Part of a data file
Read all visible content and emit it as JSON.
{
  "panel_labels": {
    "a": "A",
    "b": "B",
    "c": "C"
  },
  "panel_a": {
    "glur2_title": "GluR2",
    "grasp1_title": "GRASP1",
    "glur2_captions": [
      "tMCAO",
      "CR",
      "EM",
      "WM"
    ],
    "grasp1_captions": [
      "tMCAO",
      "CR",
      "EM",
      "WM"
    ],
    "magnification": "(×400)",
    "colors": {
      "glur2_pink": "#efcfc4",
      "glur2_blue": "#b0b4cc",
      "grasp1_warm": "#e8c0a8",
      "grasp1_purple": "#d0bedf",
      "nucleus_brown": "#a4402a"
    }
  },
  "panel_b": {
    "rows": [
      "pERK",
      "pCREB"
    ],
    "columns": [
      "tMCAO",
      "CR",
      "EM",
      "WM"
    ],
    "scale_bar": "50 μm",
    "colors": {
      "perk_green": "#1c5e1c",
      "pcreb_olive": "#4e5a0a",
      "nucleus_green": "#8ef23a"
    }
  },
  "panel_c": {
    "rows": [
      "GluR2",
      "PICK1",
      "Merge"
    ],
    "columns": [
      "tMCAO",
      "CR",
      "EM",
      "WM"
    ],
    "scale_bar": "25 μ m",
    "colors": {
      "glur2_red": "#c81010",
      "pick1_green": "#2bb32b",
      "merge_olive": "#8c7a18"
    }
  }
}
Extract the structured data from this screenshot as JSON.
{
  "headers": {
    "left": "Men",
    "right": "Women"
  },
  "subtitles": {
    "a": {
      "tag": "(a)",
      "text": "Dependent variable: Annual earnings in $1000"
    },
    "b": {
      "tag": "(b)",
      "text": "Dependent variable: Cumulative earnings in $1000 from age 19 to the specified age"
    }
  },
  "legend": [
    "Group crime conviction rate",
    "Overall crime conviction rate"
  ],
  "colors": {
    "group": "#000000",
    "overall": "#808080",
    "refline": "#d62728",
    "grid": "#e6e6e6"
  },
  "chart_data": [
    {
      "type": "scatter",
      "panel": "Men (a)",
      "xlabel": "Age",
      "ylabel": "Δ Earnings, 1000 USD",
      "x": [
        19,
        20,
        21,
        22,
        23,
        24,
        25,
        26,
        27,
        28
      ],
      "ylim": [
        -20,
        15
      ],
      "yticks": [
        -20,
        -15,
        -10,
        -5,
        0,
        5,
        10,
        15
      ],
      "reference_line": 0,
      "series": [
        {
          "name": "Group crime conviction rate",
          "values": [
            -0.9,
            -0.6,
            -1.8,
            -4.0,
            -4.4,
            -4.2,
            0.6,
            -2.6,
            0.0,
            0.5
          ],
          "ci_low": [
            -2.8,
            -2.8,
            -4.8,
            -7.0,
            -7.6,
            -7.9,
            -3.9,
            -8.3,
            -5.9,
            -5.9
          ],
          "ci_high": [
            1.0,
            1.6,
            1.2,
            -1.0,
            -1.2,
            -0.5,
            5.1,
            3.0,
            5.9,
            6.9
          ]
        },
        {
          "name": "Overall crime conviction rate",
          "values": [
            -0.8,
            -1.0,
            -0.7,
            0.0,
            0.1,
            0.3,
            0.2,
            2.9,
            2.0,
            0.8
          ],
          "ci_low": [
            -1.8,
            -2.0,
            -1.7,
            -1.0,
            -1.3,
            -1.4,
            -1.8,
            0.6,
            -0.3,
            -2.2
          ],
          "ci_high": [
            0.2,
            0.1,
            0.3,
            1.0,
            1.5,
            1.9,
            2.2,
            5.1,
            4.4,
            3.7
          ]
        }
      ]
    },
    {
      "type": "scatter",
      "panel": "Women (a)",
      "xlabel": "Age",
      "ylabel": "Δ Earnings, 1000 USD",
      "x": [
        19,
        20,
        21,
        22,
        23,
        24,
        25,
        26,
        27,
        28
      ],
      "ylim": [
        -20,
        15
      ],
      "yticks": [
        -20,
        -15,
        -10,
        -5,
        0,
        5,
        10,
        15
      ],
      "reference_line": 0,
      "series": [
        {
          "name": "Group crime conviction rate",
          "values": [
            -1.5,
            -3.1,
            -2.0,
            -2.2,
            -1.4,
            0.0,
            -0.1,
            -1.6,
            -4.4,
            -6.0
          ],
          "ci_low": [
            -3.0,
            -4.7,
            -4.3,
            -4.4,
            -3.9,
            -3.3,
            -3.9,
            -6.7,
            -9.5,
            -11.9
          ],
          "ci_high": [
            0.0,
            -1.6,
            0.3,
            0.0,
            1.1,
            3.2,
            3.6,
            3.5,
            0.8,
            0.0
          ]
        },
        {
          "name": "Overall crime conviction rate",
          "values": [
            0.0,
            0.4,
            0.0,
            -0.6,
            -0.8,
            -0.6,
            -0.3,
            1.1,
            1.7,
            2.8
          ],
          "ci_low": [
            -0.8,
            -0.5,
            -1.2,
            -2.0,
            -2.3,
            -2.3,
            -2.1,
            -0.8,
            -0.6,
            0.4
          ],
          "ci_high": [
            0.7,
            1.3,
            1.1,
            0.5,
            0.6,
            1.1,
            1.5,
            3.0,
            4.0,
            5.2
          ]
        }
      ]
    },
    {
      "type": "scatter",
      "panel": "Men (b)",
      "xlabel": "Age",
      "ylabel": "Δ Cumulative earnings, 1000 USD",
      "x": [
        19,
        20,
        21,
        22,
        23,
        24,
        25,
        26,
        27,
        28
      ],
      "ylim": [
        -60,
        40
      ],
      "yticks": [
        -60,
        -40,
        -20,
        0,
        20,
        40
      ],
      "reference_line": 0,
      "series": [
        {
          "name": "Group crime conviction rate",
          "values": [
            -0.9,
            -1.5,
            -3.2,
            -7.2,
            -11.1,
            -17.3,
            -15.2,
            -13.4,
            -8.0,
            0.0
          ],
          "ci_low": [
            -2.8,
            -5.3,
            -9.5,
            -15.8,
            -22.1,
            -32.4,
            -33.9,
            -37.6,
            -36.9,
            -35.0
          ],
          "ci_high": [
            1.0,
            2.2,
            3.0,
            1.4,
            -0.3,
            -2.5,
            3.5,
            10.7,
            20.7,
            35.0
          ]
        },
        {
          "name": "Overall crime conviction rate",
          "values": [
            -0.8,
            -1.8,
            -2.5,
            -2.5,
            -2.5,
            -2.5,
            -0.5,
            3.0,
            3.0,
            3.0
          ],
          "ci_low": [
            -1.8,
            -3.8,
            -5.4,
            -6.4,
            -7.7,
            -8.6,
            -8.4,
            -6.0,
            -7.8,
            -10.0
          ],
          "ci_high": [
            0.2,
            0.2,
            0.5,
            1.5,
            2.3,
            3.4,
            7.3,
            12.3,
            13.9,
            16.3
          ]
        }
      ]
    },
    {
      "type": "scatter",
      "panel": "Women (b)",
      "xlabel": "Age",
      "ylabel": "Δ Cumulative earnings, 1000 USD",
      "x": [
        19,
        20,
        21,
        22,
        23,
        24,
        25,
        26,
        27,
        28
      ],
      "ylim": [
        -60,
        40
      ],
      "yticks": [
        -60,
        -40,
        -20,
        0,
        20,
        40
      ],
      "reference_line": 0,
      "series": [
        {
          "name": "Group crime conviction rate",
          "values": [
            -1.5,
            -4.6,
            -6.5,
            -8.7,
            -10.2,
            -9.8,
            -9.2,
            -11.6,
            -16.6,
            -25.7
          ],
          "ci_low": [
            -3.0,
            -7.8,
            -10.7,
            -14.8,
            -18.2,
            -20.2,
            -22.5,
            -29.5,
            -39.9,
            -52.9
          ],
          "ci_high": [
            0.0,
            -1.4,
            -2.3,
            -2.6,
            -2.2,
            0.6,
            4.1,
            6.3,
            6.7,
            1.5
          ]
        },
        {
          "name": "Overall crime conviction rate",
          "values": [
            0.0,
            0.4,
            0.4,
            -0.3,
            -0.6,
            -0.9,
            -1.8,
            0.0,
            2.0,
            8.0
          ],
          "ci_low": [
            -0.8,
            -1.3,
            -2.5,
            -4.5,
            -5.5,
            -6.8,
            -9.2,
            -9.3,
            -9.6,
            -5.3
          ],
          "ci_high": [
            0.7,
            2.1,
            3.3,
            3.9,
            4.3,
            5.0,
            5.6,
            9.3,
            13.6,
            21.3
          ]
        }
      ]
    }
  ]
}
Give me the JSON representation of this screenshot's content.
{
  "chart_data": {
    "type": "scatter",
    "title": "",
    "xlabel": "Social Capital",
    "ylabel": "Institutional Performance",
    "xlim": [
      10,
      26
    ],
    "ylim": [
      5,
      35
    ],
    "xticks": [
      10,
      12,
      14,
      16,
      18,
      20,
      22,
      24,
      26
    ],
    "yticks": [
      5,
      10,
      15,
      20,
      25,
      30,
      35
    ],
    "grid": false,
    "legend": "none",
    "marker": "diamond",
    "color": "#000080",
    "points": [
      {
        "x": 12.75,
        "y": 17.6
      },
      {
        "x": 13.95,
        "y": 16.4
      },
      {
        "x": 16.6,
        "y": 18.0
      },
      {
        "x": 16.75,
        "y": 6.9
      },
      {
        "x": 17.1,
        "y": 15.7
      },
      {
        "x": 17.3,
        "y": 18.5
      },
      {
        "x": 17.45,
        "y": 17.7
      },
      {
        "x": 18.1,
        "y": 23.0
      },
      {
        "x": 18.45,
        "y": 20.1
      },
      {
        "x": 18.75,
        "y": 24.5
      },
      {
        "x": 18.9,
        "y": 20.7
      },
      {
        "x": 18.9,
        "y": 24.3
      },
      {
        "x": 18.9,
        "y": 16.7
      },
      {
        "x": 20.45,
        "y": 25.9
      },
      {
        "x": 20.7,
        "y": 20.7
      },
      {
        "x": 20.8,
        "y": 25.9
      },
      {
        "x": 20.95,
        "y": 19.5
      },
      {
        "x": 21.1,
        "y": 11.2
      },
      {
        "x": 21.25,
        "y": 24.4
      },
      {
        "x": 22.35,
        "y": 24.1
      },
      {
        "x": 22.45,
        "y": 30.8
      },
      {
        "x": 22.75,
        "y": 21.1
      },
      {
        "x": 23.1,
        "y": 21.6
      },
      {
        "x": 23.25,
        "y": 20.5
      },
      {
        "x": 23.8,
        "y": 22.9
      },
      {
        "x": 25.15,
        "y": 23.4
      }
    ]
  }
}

Set exercise>
Report only the number of lines in the data above that contain "variable".

Result for this exercise>
2